### Текст для чтения
--------------------------------

Практически не отстает от Пехова (если не в плане популярности, то по крайней мере в отношении поэтики текстов) Наталья Игнатова. Ее романы “Чужая война” и “Змея в тени орла” достаточно традиционны. Планета, населенная эльфами, шефанго, гномами, гобберами, орками и людьми. Разные религии, парочка воинствующих орденов. Несколько скучающих Творцов-Демиургов, которым захотелось в очередной раз поиграть в шахматишки, где фигурами выступают люди и нелюди, а доской — весь мир Божий. Поиски героями артефактов в принципе не так уж и нужных. Локальные драки и финальная Последняя Схватка. Старая добрая фэнтези.

Лишь изредка нашим мастерам фэнтези удается по-настоящему тонко использовать хорошо разработанный, насыщенный историческими декорациями мир в качестве инструмента для выражения сложной философской программы. Иными словами, суметь не через действия персонажей, а через насыщение мира определенными предметами, законами, определенной эстетикой донести до читателя некое смысловое послание, сверхидею. Тогда антураж становится самоценным.

Так обстоит дело, например, с дилогией Александра Зорича “Карл, герцог”. Там Бургундия XV века предстает воплощением авторской версии рая на земле, то есть места, где могут свободно проявляться древнейшие человеческие достоинства: ум, сила, верность, щедрость, отвага, творческая потенция, Да и просто потенция, куда ж без нее! Карл Смелый, центральный персонаж книги, всего лишь концентрирует в себе привлекательные черты Бургундии, но на самом-то деле он именно что персонаж, а герой — сама Бургундия.

--------------------------------

### Собранные данные

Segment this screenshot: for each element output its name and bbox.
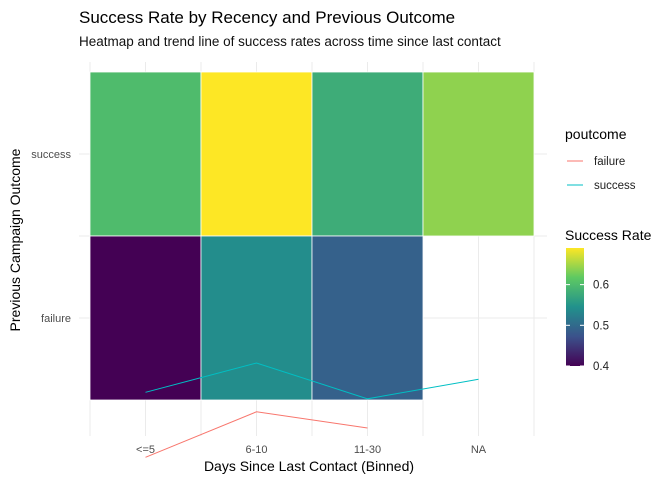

--------------------------------

### Что сделать
1. Кто, согласно тексту о фэнтези, является настоящим героем дилогии «Карл, герцог»?
2. Перепишите отрывок текста о фэнтези между «Так обстоит дело, например, с» и «герой — сама Бургундия.» включительно, заменив «Карл Смелый» на «Карл Храбрый».
3. Допишите продолжение текста о фэнтези после его последнего предложения.
Строки никак не связаны с текстом о фэнтези.

### Ответы по порядку
1. Сама Бургундия.

2.
Так обстоит дело, например, с дилогией Александра Зорича “Карл, герцог”. Там Бургундия XV века предстает воплощением авторской версии рая на земле, то есть места, где могут свободно проявляться древнейшие человеческие достоинства: ум, сила, верность, щедрость, отвага, творческая потенция, Да и просто потенция, куда ж без нее! Карл Храбрый, центральный персонаж книги, всего лишь концентрирует в себе привлекательные черты Бургундии, но на самом-то деле он именно что персонаж, а герой — сама Бургундия.

3.
В романах и рассказах, вошедших в Лангедокский цикл Елены Хаецкой, залитый невидимым золотом край — десятки городов во главе со столичной Тулузой, виноградные лозы, поля и замки — играет сразу две роли. Во-первых, он одним своим существованием прославляет Творца, создавшего такую красоту. Недаром роман “Жизнь и смерть Арнаута Каталана” заканчивается молитвенным мотивом: Te Deum laudamus. Во-вторых, Хаецкая осторожно и тонко подводит читателя к мысли о том, что Лангедок, при всем своем ослепительном убранстве, — тяжело больная особа, и смертельный недуг катарства изнутри разъедает прекрасную плоть. В нашей фантастике наличествует немало текстов, посвященных монсегюрской теме и всему с нею связанному. Но Лангедокский цикл Хаецкой парит над всем прочим на недосягаемой высоте.

Столица Атлантиды в романе Ольги Елисеевой “Сын Солнца” выглядит в полном соответствии с известным рассказом Платона и одновременно как метрополия Критской цивилизации, отлично изученной усилиями археологов. У города, как говорится, “привлекательная внешность” — этакая аристократичная архаика. Но Елисеева умело показывает элементы нечеловеческого холода, воплощенной тьмы в облике древнейшего мегаполиса.

Образцами славяно-киевской фэнтези стал цикл романов Марии Семеновой о могучем богатыре Волкодаве: “Волкодав”, “Право на поединок”, “Истовик-камень”. По сути, это отправная точка для многих позднейших поделок и подражаний в том же духе. Исторические реалии, рассыпанные по всему тексту, создают неповторимый колорит, благодаря которому в книгах Семеновой ощущается “русский дух и Русью пахнет”. И одновременно в “Волкодаве” и его сиквелах нет хвастовства, бахвальства, шапкозакидательства, как в сочинениях эпигонов писательницы или адептов Никитинской школы. Славянство Семеновой достаточно условно: оно населяет “параллельный” мир и никак не связано с нашей исторической действительностью.

Для Михаила Успенского Древняя Русь со всеми ее сказками, былинами, языческими обрядами, действительными реальными событиями (от которых в тексте остаются рожки да ножки), со всем многоцветьем старинных героев представляет собой полигон для изощренных литературных игр. Цикл романов о князе Жихаре (“Время Оно”, “Кого за смертью посылать” и т.п.) стоит в нашей фэнтези особняком. Это юмористическая фэнтези, построенная на парадоксе и соединении несоединимого. Одновременно Жихаревский цикл является вызовом читателю-умнику: давай-ка, друг, расплети клубок филологических аллюзий, посмотрим, на что ты годен. Соответственно, предельно олитературенная реальность цикла самоценна по отношению к сюжету.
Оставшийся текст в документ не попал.